(Recorded data)
++++++
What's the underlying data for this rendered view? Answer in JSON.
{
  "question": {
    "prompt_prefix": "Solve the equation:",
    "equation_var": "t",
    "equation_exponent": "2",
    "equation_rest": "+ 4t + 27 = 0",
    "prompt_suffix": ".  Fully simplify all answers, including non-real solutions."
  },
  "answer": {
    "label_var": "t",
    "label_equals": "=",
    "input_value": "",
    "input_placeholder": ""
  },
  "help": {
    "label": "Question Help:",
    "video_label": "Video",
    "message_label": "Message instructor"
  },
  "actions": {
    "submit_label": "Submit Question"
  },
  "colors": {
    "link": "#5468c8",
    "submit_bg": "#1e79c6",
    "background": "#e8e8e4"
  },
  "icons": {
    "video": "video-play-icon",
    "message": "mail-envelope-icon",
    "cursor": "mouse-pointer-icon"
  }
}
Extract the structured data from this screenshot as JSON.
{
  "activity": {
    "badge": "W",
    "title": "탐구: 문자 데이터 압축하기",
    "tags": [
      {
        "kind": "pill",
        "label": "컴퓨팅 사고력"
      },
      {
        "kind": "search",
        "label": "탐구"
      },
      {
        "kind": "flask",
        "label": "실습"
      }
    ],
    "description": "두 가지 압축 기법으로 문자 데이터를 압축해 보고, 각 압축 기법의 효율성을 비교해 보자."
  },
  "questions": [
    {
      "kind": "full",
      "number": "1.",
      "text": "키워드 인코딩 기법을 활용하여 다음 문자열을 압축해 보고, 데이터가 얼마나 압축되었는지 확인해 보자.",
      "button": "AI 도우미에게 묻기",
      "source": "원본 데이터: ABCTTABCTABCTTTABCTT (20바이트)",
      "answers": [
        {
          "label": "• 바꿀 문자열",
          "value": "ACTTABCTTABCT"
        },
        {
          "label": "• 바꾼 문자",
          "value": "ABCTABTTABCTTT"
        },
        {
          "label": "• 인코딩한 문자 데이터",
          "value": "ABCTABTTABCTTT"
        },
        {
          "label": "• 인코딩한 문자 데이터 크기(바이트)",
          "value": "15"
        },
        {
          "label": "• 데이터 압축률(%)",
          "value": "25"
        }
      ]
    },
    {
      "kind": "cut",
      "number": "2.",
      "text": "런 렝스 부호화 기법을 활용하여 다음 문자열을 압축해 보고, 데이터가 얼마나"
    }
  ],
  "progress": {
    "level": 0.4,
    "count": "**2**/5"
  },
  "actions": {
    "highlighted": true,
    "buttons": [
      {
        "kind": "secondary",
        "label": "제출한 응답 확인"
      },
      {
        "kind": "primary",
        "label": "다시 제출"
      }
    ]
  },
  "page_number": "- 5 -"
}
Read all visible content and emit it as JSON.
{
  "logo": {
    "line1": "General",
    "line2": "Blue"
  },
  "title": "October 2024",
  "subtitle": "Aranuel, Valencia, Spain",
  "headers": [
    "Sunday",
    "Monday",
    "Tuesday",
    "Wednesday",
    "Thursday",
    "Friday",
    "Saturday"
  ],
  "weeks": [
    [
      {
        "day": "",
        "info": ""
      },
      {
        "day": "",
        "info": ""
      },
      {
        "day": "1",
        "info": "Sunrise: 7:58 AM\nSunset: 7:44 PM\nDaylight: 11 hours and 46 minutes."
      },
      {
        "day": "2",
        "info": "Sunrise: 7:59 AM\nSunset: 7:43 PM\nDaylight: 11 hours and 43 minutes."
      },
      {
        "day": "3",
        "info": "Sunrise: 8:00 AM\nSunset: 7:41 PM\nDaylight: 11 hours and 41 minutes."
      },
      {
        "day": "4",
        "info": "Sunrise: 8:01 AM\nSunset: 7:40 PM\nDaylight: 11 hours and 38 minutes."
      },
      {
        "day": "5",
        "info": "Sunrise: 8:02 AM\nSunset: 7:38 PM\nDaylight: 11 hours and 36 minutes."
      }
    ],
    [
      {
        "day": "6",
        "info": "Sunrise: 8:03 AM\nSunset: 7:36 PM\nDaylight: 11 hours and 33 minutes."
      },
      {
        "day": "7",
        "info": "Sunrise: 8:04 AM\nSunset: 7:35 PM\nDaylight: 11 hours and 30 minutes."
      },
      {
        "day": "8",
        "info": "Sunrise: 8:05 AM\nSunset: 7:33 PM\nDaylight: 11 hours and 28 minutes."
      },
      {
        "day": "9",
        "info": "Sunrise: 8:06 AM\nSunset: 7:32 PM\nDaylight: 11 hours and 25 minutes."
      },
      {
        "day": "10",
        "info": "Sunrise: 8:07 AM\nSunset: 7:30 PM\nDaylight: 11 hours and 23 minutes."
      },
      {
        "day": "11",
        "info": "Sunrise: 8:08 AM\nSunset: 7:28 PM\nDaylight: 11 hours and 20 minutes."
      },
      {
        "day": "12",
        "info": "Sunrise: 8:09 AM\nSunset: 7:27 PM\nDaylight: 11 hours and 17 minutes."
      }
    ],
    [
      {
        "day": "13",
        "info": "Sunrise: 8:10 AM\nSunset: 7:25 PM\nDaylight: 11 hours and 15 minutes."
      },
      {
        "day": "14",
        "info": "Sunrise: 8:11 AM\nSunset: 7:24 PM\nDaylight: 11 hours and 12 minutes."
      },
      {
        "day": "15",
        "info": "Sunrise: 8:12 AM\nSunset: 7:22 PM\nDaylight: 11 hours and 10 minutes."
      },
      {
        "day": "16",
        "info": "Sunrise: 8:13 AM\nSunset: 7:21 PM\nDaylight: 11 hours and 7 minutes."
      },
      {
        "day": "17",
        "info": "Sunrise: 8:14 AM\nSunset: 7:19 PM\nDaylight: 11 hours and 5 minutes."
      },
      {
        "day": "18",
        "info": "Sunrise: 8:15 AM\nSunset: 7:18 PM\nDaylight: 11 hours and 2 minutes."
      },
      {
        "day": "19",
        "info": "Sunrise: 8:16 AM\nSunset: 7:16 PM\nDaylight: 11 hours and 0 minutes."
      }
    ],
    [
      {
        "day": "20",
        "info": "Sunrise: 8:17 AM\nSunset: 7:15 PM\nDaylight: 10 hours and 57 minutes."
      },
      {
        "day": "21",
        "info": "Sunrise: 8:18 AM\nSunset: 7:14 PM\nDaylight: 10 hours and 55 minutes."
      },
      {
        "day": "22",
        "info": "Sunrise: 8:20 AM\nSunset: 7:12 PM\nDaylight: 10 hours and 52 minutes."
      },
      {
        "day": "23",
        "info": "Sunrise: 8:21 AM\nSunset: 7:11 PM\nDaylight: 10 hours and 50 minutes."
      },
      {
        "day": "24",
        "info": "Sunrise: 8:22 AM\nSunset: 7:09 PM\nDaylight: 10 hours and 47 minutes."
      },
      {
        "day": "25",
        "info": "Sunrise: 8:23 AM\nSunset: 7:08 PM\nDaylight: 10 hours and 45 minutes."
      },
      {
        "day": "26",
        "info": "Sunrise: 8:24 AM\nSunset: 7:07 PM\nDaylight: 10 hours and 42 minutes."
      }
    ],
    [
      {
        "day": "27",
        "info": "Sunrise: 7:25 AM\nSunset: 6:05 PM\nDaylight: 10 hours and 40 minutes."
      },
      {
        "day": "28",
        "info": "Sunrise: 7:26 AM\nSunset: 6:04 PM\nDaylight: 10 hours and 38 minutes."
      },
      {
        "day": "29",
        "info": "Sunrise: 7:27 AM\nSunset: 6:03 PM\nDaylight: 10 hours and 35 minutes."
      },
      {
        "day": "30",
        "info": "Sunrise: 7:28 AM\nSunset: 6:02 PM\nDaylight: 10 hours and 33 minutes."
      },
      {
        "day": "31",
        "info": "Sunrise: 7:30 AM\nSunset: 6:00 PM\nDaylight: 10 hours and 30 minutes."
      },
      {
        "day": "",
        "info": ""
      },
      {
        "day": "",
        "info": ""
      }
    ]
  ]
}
++++++
Objective: Every line of the data above should be reproduced word for word.

Output of the task:
What's the underlying data for this rendered view? Answer in JSON.
{
  "question": {
    "prompt_prefix": "Solve the equation:",
    "equation_var": "t",
    "equation_exponent": "2",
    "equation_rest": "+ 4t + 27 = 0",
    "prompt_suffix": ".  Fully simplify all answers, including non-real solutions."
  },
  "answer": {
    "label_var": "t",
    "label_equals": "=",
    "input_value": "",
    "input_placeholder": ""
  },
  "help": {
    "label": "Question Help:",
    "video_label": "Video",
    "message_label": "Message instructor"
  },
  "actions": {
    "submit_label": "Submit Question"
  },
  "colors": {
    "link": "#5468c8",
    "submit_bg": "#1e79c6",
    "background": "#e8e8e4"
  },
  "icons": {
    "video": "video-play-icon",
    "message": "mail-envelope-icon",
    "cursor": "mouse-pointer-icon"
  }
}
Extract the structured data from this screenshot as JSON.
{
  "activity": {
    "badge": "W",
    "title": "탐구: 문자 데이터 압축하기",
    "tags": [
      {
        "kind": "pill",
        "label": "컴퓨팅 사고력"
      },
      {
        "kind": "search",
        "label": "탐구"
      },
      {
        "kind": "flask",
        "label": "실습"
      }
    ],
    "description": "두 가지 압축 기법으로 문자 데이터를 압축해 보고, 각 압축 기법의 효율성을 비교해 보자."
  },
  "questions": [
    {
      "kind": "full",
      "number": "1.",
      "text": "키워드 인코딩 기법을 활용하여 다음 문자열을 압축해 보고, 데이터가 얼마나 압축되었는지 확인해 보자.",
      "button": "AI 도우미에게 묻기",
      "source": "원본 데이터: ABCTTABCTABCTTTABCTT (20바이트)",
      "answers": [
        {
          "label": "• 바꿀 문자열",
          "value": "ACTTABCTTABCT"
        },
        {
          "label": "• 바꾼 문자",
          "value": "ABCTABTTABCTTT"
        },
        {
          "label": "• 인코딩한 문자 데이터",
          "value": "ABCTABTTABCTTT"
        },
        {
          "label": "• 인코딩한 문자 데이터 크기(바이트)",
          "value": "15"
        },
        {
          "label": "• 데이터 압축률(%)",
          "value": "25"
        }
      ]
    },
    {
      "kind": "cut",
      "number": "2.",
      "text": "런 렝스 부호화 기법을 활용하여 다음 문자열을 압축해 보고, 데이터가 얼마나"
    }
  ],
  "progress": {
    "level": 0.4,
    "count": "**2**/5"
  },
  "actions": {
    "highlighted": true,
    "buttons": [
      {
        "kind": "secondary",
        "label": "제출한 응답 확인"
      },
      {
        "kind": "primary",
        "label": "다시 제출"
      }
    ]
  },
  "page_number": "- 5 -"
}
Read all visible content and emit it as JSON.
{
  "logo": {
    "line1": "General",
    "line2": "Blue"
  },
  "title": "October 2024",
  "subtitle": "Aranuel, Valencia, Spain",
  "headers": [
    "Sunday",
    "Monday",
    "Tuesday",
    "Wednesday",
    "Thursday",
    "Friday",
    "Saturday"
  ],
  "weeks": [
    [
      {
        "day": "",
        "info": ""
      },
      {
        "day": "",
        "info": ""
      },
      {
        "day": "1",
        "info": "Sunrise: 7:58 AM\nSunset: 7:44 PM\nDaylight: 11 hours and 46 minutes."
      },
      {
        "day": "2",
        "info": "Sunrise: 7:59 AM\nSunset: 7:43 PM\nDaylight: 11 hours and 43 minutes."
      },
      {
        "day": "3",
        "info": "Sunrise: 8:00 AM\nSunset: 7:41 PM\nDaylight: 11 hours and 41 minutes."
      },
      {
        "day": "4",
        "info": "Sunrise: 8:01 AM\nSunset: 7:40 PM\nDaylight: 11 hours and 38 minutes."
      },
      {
        "day": "5",
        "info": "Sunrise: 8:02 AM\nSunset: 7:38 PM\nDaylight: 11 hours and 36 minutes."
      }
    ],
    [
      {
        "day": "6",
        "info": "Sunrise: 8:03 AM\nSunset: 7:36 PM\nDaylight: 11 hours and 33 minutes."
      },
      {
        "day": "7",
        "info": "Sunrise: 8:04 AM\nSunset: 7:35 PM\nDaylight: 11 hours and 30 minutes."
      },
      {
        "day": "8",
        "info": "Sunrise: 8:05 AM\nSunset: 7:33 PM\nDaylight: 11 hours and 28 minutes."
      },
      {
        "day": "9",
        "info": "Sunrise: 8:06 AM\nSunset: 7:32 PM\nDaylight: 11 hours and 25 minutes."
      },
      {
        "day": "10",
        "info": "Sunrise: 8:07 AM\nSunset: 7:30 PM\nDaylight: 11 hours and 23 minutes."
      },
      {
        "day": "11",
        "info": "Sunrise: 8:08 AM\nSunset: 7:28 PM\nDaylight: 11 hours and 20 minutes."
      },
      {
        "day": "12",
        "info": "Sunrise: 8:09 AM\nSunset: 7:27 PM\nDaylight: 11 hours and 17 minutes."
      }
    ],
    [
      {
        "day": "13",
        "info": "Sunrise: 8:10 AM\nSunset: 7:25 PM\nDaylight: 11 hours and 15 minutes."
      },
      {
        "day": "14",
        "info": "Sunrise: 8:11 AM\nSunset: 7:24 PM\nDaylight: 11 hours and 12 minutes."
      },
      {
        "day": "15",
        "info": "Sunrise: 8:12 AM\nSunset: 7:22 PM\nDaylight: 11 hours and 10 minutes."
      },
      {
        "day": "16",
        "info": "Sunrise: 8:13 AM\nSunset: 7:21 PM\nDaylight: 11 hours and 7 minutes."
      },
      {
        "day": "17",
        "info": "Sunrise: 8:14 AM\nSunset: 7:19 PM\nDaylight: 11 hours and 5 minutes."
      },
      {
        "day": "18",
        "info": "Sunrise: 8:15 AM\nSunset: 7:18 PM\nDaylight: 11 hours and 2 minutes."
      },
      {
        "day": "19",
        "info": "Sunrise: 8:16 AM\nSunset: 7:16 PM\nDaylight: 11 hours and 0 minutes."
      }
    ],
    [
      {
        "day": "20",
        "info": "Sunrise: 8:17 AM\nSunset: 7:15 PM\nDaylight: 10 hours and 57 minutes."
      },
      {
        "day": "21",
        "info": "Sunrise: 8:18 AM\nSunset: 7:14 PM\nDaylight: 10 hours and 55 minutes."
      },
      {
        "day": "22",
        "info": "Sunrise: 8:20 AM\nSunset: 7:12 PM\nDaylight: 10 hours and 52 minutes."
      },
      {
        "day": "23",
        "info": "Sunrise: 8:21 AM\nSunset: 7:11 PM\nDaylight: 10 hours and 50 minutes."
      },
      {
        "day": "24",
        "info": "Sunrise: 8:22 AM\nSunset: 7:09 PM\nDaylight: 10 hours and 47 minutes."
      },
      {
        "day": "25",
        "info": "Sunrise: 8:23 AM\nSunset: 7:08 PM\nDaylight: 10 hours and 45 minutes."
      },
      {
        "day": "26",
        "info": "Sunrise: 8:24 AM\nSunset: 7:07 PM\nDaylight: 10 hours and 42 minutes."
      }
    ],
    [
      {
        "day": "27",
        "info": "Sunrise: 7:25 AM\nSunset: 6:05 PM\nDaylight: 10 hours and 40 minutes."
      },
      {
        "day": "28",
        "info": "Sunrise: 7:26 AM\nSunset: 6:04 PM\nDaylight: 10 hours and 38 minutes."
      },
      {
        "day": "29",
        "info": "Sunrise: 7:27 AM\nSunset: 6:03 PM\nDaylight: 10 hours and 35 minutes."
      },
      {
        "day": "30",
        "info": "Sunrise: 7:28 AM\nSunset: 6:02 PM\nDaylight: 10 hours and 33 minutes."
      },
      {
        "day": "31",
        "info": "Sunrise: 7:30 AM\nSunset: 6:00 PM\nDaylight: 10 hours and 30 minutes."
      },
      {
        "day": "",
        "info": ""
      },
      {
        "day": "",
        "info": ""
      }
    ]
  ]
}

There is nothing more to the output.